-- start of RAW DATA --
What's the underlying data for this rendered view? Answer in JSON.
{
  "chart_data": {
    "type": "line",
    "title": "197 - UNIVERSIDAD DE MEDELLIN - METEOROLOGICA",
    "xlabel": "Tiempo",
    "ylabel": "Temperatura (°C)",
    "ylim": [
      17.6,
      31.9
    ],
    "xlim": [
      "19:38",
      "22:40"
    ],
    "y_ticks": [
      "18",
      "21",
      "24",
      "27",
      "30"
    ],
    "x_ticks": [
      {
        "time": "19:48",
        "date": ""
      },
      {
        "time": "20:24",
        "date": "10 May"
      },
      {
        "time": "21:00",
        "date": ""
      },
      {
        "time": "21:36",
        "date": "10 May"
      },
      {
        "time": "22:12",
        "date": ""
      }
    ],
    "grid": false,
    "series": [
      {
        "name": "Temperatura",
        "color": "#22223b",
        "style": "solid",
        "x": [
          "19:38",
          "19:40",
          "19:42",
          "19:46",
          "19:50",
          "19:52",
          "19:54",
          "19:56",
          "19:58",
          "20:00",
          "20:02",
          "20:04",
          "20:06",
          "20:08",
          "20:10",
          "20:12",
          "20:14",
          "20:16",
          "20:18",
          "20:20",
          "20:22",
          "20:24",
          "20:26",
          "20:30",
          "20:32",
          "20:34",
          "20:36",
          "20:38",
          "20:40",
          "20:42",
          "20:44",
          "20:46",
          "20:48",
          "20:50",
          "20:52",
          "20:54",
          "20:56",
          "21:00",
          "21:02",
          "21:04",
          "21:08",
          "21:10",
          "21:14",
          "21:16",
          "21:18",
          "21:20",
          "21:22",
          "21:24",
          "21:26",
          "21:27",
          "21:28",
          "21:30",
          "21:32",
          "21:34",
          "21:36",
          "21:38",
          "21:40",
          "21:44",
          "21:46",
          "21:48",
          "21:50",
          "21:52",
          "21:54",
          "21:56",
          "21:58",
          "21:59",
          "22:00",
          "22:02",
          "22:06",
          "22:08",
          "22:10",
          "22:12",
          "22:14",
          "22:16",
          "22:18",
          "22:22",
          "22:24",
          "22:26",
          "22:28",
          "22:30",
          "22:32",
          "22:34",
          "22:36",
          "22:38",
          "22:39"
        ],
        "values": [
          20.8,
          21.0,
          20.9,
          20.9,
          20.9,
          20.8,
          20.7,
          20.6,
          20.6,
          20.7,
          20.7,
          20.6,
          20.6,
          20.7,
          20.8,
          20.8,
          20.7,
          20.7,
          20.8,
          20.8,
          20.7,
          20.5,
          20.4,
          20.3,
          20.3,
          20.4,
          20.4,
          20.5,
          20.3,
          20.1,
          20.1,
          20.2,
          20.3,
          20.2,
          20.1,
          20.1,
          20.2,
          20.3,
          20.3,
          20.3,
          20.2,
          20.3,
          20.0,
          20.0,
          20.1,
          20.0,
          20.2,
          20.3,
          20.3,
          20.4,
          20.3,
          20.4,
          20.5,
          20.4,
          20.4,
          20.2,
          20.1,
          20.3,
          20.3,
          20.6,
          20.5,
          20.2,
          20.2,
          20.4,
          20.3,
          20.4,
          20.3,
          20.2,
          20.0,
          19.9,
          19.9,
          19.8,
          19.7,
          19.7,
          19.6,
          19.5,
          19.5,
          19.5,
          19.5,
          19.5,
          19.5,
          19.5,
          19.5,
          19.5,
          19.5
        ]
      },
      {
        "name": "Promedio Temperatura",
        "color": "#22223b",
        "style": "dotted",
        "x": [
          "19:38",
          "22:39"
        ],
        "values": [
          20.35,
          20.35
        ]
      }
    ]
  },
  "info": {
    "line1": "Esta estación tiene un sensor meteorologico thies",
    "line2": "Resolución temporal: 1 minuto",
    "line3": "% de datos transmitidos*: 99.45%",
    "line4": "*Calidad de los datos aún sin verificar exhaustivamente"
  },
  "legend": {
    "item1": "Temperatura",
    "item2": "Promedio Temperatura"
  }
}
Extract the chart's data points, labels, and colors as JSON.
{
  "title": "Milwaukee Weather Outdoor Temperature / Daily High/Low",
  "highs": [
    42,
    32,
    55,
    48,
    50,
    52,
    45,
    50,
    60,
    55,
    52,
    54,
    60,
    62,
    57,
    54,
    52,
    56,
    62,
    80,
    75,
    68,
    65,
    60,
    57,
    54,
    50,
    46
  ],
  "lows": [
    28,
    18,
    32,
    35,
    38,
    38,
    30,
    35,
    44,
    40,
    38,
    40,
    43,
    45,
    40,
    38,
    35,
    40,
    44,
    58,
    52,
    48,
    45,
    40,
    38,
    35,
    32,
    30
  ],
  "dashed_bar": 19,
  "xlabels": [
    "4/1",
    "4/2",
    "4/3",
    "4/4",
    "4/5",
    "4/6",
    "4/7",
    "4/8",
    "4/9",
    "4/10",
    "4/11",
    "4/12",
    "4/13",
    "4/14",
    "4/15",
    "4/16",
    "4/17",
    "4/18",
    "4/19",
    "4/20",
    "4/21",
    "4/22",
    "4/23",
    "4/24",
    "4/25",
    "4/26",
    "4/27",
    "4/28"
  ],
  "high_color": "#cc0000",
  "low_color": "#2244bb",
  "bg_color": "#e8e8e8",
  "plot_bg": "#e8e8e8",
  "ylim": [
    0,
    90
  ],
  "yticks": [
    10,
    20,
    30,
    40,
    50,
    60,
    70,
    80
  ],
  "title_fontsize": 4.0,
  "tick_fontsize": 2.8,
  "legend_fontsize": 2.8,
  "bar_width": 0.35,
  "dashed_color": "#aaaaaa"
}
-- end of RAW DATA --
BRIEF: Your task is to transcribe the listing above in full, exactly as given.

EXERCISE OUTPUT:
What's the underlying data for this rendered view? Answer in JSON.
{
  "chart_data": {
    "type": "line",
    "title": "197 - UNIVERSIDAD DE MEDELLIN - METEOROLOGICA",
    "xlabel": "Tiempo",
    "ylabel": "Temperatura (°C)",
    "ylim": [
      17.6,
      31.9
    ],
    "xlim": [
      "19:38",
      "22:40"
    ],
    "y_ticks": [
      "18",
      "21",
      "24",
      "27",
      "30"
    ],
    "x_ticks": [
      {
        "time": "19:48",
        "date": ""
      },
      {
        "time": "20:24",
        "date": "10 May"
      },
      {
        "time": "21:00",
        "date": ""
      },
      {
        "time": "21:36",
        "date": "10 May"
      },
      {
        "time": "22:12",
        "date": ""
      }
    ],
    "grid": false,
    "series": [
      {
        "name": "Temperatura",
        "color": "#22223b",
        "style": "solid",
        "x": [
          "19:38",
          "19:40",
          "19:42",
          "19:46",
          "19:50",
          "19:52",
          "19:54",
          "19:56",
          "19:58",
          "20:00",
          "20:02",
          "20:04",
          "20:06",
          "20:08",
          "20:10",
          "20:12",
          "20:14",
          "20:16",
          "20:18",
          "20:20",
          "20:22",
          "20:24",
          "20:26",
          "20:30",
          "20:32",
          "20:34",
          "20:36",
          "20:38",
          "20:40",
          "20:42",
          "20:44",
          "20:46",
          "20:48",
          "20:50",
          "20:52",
          "20:54",
          "20:56",
          "21:00",
          "21:02",
          "21:04",
          "21:08",
          "21:10",
          "21:14",
          "21:16",
          "21:18",
          "21:20",
          "21:22",
          "21:24",
          "21:26",
          "21:27",
          "21:28",
          "21:30",
          "21:32",
          "21:34",
          "21:36",
          "21:38",
          "21:40",
          "21:44",
          "21:46",
          "21:48",
          "21:50",
          "21:52",
          "21:54",
          "21:56",
          "21:58",
          "21:59",
          "22:00",
          "22:02",
          "22:06",
          "22:08",
          "22:10",
          "22:12",
          "22:14",
          "22:16",
          "22:18",
          "22:22",
          "22:24",
          "22:26",
          "22:28",
          "22:30",
          "22:32",
          "22:34",
          "22:36",
          "22:38",
          "22:39"
        ],
        "values": [
          20.8,
          21.0,
          20.9,
          20.9,
          20.9,
          20.8,
          20.7,
          20.6,
          20.6,
          20.7,
          20.7,
          20.6,
          20.6,
          20.7,
          20.8,
          20.8,
          20.7,
          20.7,
          20.8,
          20.8,
          20.7,
          20.5,
          20.4,
          20.3,
          20.3,
          20.4,
          20.4,
          20.5,
          20.3,
          20.1,
          20.1,
          20.2,
          20.3,
          20.2,
          20.1,
          20.1,
          20.2,
          20.3,
          20.3,
          20.3,
          20.2,
          20.3,
          20.0,
          20.0,
          20.1,
          20.0,
          20.2,
          20.3,
          20.3,
          20.4,
          20.3,
          20.4,
          20.5,
          20.4,
          20.4,
          20.2,
          20.1,
          20.3,
          20.3,
          20.6,
          20.5,
          20.2,
          20.2,
          20.4,
          20.3,
          20.4,
          20.3,
          20.2,
          20.0,
          19.9,
          19.9,
          19.8,
          19.7,
          19.7,
          19.6,
          19.5,
          19.5,
          19.5,
          19.5,
          19.5,
          19.5,
          19.5,
          19.5,
          19.5,
          19.5
        ]
      },
      {
        "name": "Promedio Temperatura",
        "color": "#22223b",
        "style": "dotted",
        "x": [
          "19:38",
          "22:39"
        ],
        "values": [
          20.35,
          20.35
        ]
      }
    ]
  },
  "info": {
    "line1": "Esta estación tiene un sensor meteorologico thies",
    "line2": "Resolución temporal: 1 minuto",
    "line3": "% de datos transmitidos*: 99.45%",
    "line4": "*Calidad de los datos aún sin verificar exhaustivamente"
  },
  "legend": {
    "item1": "Temperatura",
    "item2": "Promedio Temperatura"
  }
}
Extract the chart's data points, labels, and colors as JSON.
{
  "title": "Milwaukee Weather Outdoor Temperature / Daily High/Low",
  "highs": [
    42,
    32,
    55,
    48,
    50,
    52,
    45,
    50,
    60,
    55,
    52,
    54,
    60,
    62,
    57,
    54,
    52,
    56,
    62,
    80,
    75,
    68,
    65,
    60,
    57,
    54,
    50,
    46
  ],
  "lows": [
    28,
    18,
    32,
    35,
    38,
    38,
    30,
    35,
    44,
    40,
    38,
    40,
    43,
    45,
    40,
    38,
    35,
    40,
    44,
    58,
    52,
    48,
    45,
    40,
    38,
    35,
    32,
    30
  ],
  "dashed_bar": 19,
  "xlabels": [
    "4/1",
    "4/2",
    "4/3",
    "4/4",
    "4/5",
    "4/6",
    "4/7",
    "4/8",
    "4/9",
    "4/10",
    "4/11",
    "4/12",
    "4/13",
    "4/14",
    "4/15",
    "4/16",
    "4/17",
    "4/18",
    "4/19",
    "4/20",
    "4/21",
    "4/22",
    "4/23",
    "4/24",
    "4/25",
    "4/26",
    "4/27",
    "4/28"
  ],
  "high_color": "#cc0000",
  "low_color": "#2244bb",
  "bg_color": "#e8e8e8",
  "plot_bg": "#e8e8e8",
  "ylim": [
    0,
    90
  ],
  "yticks": [
    10,
    20,
    30,
    40,
    50,
    60,
    70,
    80
  ],
  "title_fontsize": 4.0,
  "tick_fontsize": 2.8,
  "legend_fontsize": 2.8,
  "bar_width": 0.35,
  "dashed_color": "#aaaaaa"
}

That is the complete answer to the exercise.